In the copy, keep every record exact and leave out all images.
----------------------------------------
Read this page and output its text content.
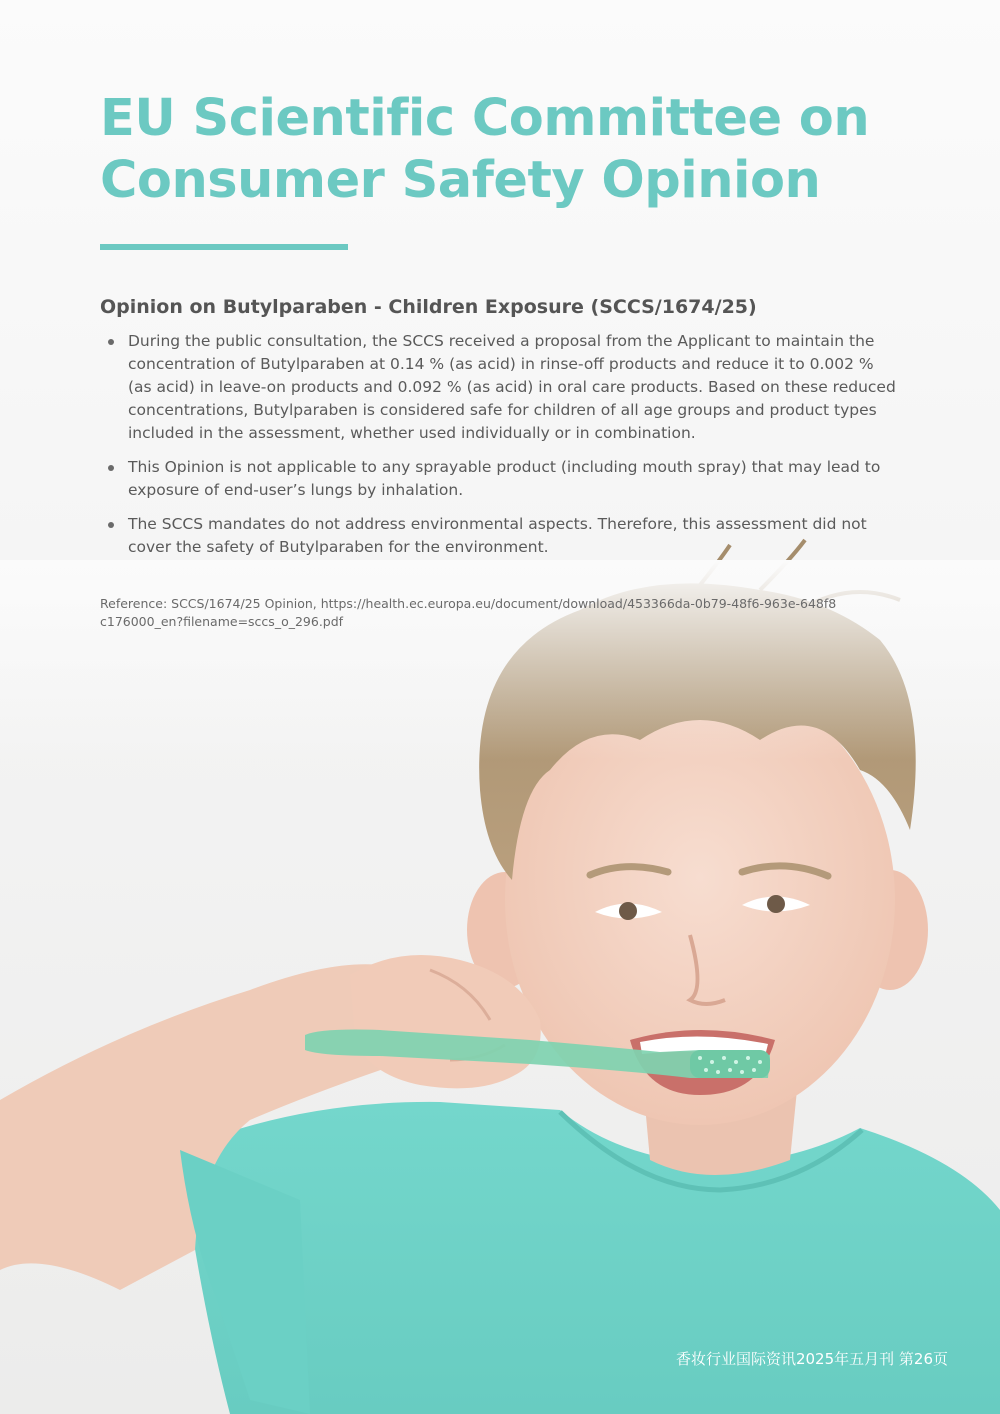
EU Scientific Committee on
Consumer Safety Opinion
Opinion on Butylparaben - Children Exposure (SCCS/1674/25)
During the public consultation, the SCCS received a proposal from the Applicant to maintain the concentration of Butylparaben at 0.14 % (as acid) in rinse-off products and reduce it to 0.002 % (as acid) in leave-on products and 0.092 % (as acid) in oral care products. Based on these reduced concentrations, Butylparaben is considered safe for children of all age groups and product types included in the assessment, whether used individually or in combination.
This Opinion is not applicable to any sprayable product (including mouth spray) that may lead to exposure of end-user’s lungs by inhalation.
The SCCS mandates do not address environmental aspects. Therefore, this assessment did not cover the safety of Butylparaben for the environment.
Reference: SCCS/1674/25 Opinion, https://health.ec.europa.eu/document/download/453366da-0b79-48f6-963e-648f8c176000_en?filename=sccs_o_296.pdf
香妆行业国际资讯2025年五月刊 第26页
----------------------------------------
Problem solution:
Read this page and output its text content.
EU Scientific Committee on
Consumer Safety Opinion
Opinion on Butylparaben - Children Exposure (SCCS/1674/25)
During the public consultation, the SCCS received a proposal from the Applicant to maintain the concentration of Butylparaben at 0.14 % (as acid) in rinse-off products and reduce it to 0.002 % (as acid) in leave-on products and 0.092 % (as acid) in oral care products. Based on these reduced concentrations, Butylparaben is considered safe for children of all age groups and product types included in the assessment, whether used individually or in combination.
This Opinion is not applicable to any sprayable product (including mouth spray) that may lead to exposure of end-user’s lungs by inhalation.
The SCCS mandates do not address environmental aspects. Therefore, this assessment did not cover the safety of Butylparaben for the environment.
Reference: SCCS/1674/25 Opinion, https://health.ec.europa.eu/document/download/453366da-0b79-48f6-963e-648f8c176000_en?filename=sccs_o_296.pdf
香妆行业国际资讯2025年五月刊 第26页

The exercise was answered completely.